**EXERCISE DESCRIPTION**
For each line in the data below that holds "title", return a copy.

[Structured figure records]

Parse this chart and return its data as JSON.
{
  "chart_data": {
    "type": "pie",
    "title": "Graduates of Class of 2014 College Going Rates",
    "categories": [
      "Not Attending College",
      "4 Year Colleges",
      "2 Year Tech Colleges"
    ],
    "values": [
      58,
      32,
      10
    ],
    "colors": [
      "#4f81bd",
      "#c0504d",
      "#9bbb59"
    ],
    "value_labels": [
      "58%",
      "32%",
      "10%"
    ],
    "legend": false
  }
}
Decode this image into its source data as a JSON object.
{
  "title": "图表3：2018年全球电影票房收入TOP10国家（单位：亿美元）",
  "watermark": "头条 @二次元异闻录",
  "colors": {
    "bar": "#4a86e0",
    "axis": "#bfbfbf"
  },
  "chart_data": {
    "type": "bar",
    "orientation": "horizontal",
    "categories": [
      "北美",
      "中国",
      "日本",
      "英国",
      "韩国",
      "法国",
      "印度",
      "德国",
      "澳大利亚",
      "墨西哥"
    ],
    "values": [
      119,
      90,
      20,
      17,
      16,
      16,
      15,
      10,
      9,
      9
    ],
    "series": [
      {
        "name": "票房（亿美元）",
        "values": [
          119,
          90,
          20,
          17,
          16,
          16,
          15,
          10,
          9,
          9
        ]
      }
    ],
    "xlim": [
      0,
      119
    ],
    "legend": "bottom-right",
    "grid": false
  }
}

**OUTPUT OF THE EXERCISE**
    "title": "Graduates of Class of 2014 College Going Rates",
  "title": "图表3：2018年全球电影票房收入TOP10国家（单位：亿美元）",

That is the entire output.